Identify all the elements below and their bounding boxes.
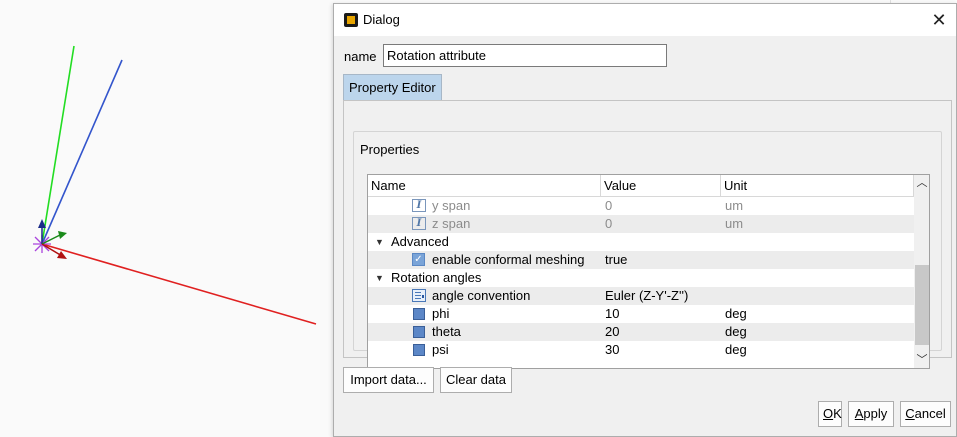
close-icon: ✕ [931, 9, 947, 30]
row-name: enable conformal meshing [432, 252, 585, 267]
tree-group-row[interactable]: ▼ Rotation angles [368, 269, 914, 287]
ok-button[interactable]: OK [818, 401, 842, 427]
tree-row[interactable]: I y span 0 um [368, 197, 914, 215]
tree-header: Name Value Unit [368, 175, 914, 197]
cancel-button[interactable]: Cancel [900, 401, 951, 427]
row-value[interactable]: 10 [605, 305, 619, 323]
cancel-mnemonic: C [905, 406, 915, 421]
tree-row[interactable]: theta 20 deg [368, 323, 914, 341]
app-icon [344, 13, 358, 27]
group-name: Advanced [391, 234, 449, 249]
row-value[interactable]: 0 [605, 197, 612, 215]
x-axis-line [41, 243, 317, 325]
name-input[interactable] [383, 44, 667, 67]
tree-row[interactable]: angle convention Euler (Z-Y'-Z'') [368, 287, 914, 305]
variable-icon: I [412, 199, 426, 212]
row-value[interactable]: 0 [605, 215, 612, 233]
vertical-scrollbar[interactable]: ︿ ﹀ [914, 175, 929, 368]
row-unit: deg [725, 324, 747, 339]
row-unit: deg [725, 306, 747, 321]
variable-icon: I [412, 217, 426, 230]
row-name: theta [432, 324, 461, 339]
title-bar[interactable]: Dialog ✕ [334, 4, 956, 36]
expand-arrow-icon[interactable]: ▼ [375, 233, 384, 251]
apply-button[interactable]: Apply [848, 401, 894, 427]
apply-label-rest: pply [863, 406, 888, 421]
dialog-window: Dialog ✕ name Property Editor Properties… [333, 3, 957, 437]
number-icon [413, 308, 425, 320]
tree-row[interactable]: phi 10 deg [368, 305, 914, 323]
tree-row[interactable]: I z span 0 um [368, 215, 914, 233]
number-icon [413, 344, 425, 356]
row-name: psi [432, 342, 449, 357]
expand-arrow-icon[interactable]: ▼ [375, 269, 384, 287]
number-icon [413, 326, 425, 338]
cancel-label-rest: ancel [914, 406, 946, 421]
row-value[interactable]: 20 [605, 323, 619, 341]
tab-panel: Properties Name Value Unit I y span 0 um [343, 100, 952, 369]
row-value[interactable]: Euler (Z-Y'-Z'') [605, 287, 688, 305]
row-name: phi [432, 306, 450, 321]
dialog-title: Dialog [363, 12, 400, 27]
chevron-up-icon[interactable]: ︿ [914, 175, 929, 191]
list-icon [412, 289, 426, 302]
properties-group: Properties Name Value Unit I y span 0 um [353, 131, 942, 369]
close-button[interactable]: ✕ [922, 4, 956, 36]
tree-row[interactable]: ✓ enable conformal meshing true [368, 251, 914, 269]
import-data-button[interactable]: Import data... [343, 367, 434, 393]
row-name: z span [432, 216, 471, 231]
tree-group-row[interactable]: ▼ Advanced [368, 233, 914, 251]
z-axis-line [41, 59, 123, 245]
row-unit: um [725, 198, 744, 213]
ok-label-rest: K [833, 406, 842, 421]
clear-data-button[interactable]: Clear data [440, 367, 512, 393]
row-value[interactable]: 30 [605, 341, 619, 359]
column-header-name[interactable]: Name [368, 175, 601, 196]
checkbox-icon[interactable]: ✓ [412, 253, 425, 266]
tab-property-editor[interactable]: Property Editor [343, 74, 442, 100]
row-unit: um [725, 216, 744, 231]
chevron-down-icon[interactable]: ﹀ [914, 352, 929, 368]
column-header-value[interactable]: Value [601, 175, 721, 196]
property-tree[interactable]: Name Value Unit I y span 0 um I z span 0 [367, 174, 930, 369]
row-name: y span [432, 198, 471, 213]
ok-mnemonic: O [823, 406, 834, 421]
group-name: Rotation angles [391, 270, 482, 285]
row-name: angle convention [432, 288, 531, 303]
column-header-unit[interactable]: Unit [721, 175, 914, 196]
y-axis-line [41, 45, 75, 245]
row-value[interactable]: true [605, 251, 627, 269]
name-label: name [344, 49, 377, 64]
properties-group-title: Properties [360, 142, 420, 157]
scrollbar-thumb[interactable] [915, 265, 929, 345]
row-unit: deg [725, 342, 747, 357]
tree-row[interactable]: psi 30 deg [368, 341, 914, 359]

• Instructions to follow: Could you retype every line of the records above character for character, leaving the pictures out?

• Worked solution:
Identify all the elements below and their bounding boxes.
close-icon: ✕ [931, 9, 947, 30]
row-name: enable conformal meshing [432, 252, 585, 267]
tree-group-row[interactable]: ▼ Rotation angles [368, 269, 914, 287]
ok-button[interactable]: OK [818, 401, 842, 427]
tree-row[interactable]: I y span 0 um [368, 197, 914, 215]
tree-header: Name Value Unit [368, 175, 914, 197]
cancel-button[interactable]: Cancel [900, 401, 951, 427]
row-value[interactable]: 10 [605, 305, 619, 323]
cancel-mnemonic: C [905, 406, 915, 421]
tree-row[interactable]: theta 20 deg [368, 323, 914, 341]
app-icon [344, 13, 358, 27]
group-name: Advanced [391, 234, 449, 249]
row-value[interactable]: 0 [605, 197, 612, 215]
x-axis-line [41, 243, 317, 325]
name-input[interactable] [383, 44, 667, 67]
tree-row[interactable]: angle convention Euler (Z-Y'-Z'') [368, 287, 914, 305]
variable-icon: I [412, 199, 426, 212]
row-value[interactable]: 0 [605, 215, 612, 233]
vertical-scrollbar[interactable]: ︿ ﹀ [914, 175, 929, 368]
row-unit: deg [725, 324, 747, 339]
row-unit: deg [725, 306, 747, 321]
variable-icon: I [412, 217, 426, 230]
row-name: theta [432, 324, 461, 339]
title-bar[interactable]: Dialog ✕ [334, 4, 956, 36]
expand-arrow-icon[interactable]: ▼ [375, 233, 384, 251]
apply-button[interactable]: Apply [848, 401, 894, 427]
apply-label-rest: pply [863, 406, 888, 421]
dialog-window: Dialog ✕ name Property Editor Properties… [333, 3, 957, 437]
number-icon [413, 308, 425, 320]
tree-row[interactable]: phi 10 deg [368, 305, 914, 323]
tree-row[interactable]: I z span 0 um [368, 215, 914, 233]
number-icon [413, 344, 425, 356]
row-name: psi [432, 342, 449, 357]
expand-arrow-icon[interactable]: ▼ [375, 269, 384, 287]
number-icon [413, 326, 425, 338]
cancel-label-rest: ancel [914, 406, 946, 421]
row-value[interactable]: 20 [605, 323, 619, 341]
tab-panel: Properties Name Value Unit I y span 0 um [343, 100, 952, 369]
row-value[interactable]: Euler (Z-Y'-Z'') [605, 287, 688, 305]
row-name: phi [432, 306, 450, 321]
dialog-title: Dialog [363, 12, 400, 27]
chevron-up-icon[interactable]: ︿ [914, 175, 929, 191]
list-icon [412, 289, 426, 302]
properties-group: Properties Name Value Unit I y span 0 um [353, 131, 942, 369]
close-button[interactable]: ✕ [922, 4, 956, 36]
tree-row[interactable]: ✓ enable conformal meshing true [368, 251, 914, 269]
import-data-button[interactable]: Import data... [343, 367, 434, 393]
row-name: z span [432, 216, 471, 231]
tree-group-row[interactable]: ▼ Advanced [368, 233, 914, 251]
z-axis-line [41, 59, 123, 245]
row-unit: um [725, 198, 744, 213]
ok-label-rest: K [833, 406, 842, 421]
clear-data-button[interactable]: Clear data [440, 367, 512, 393]
row-value[interactable]: 30 [605, 341, 619, 359]
column-header-name[interactable]: Name [368, 175, 601, 196]
checkbox-icon[interactable]: ✓ [412, 253, 425, 266]
tab-property-editor[interactable]: Property Editor [343, 74, 442, 100]
row-unit: um [725, 216, 744, 231]
chevron-down-icon[interactable]: ﹀ [914, 352, 929, 368]
column-header-value[interactable]: Value [601, 175, 721, 196]
property-tree[interactable]: Name Value Unit I y span 0 um I z span 0 [367, 174, 930, 369]
row-name: y span [432, 198, 471, 213]
ok-mnemonic: O [823, 406, 834, 421]
group-name: Rotation angles [391, 270, 482, 285]
row-name: angle convention [432, 288, 531, 303]
column-header-unit[interactable]: Unit [721, 175, 914, 196]
y-axis-line [41, 45, 75, 245]
row-value[interactable]: true [605, 251, 627, 269]
name-label: name [344, 49, 377, 64]
properties-group-title: Properties [360, 142, 420, 157]
scrollbar-thumb[interactable] [915, 265, 929, 345]
row-unit: deg [725, 342, 747, 357]
tree-row[interactable]: psi 30 deg [368, 341, 914, 359]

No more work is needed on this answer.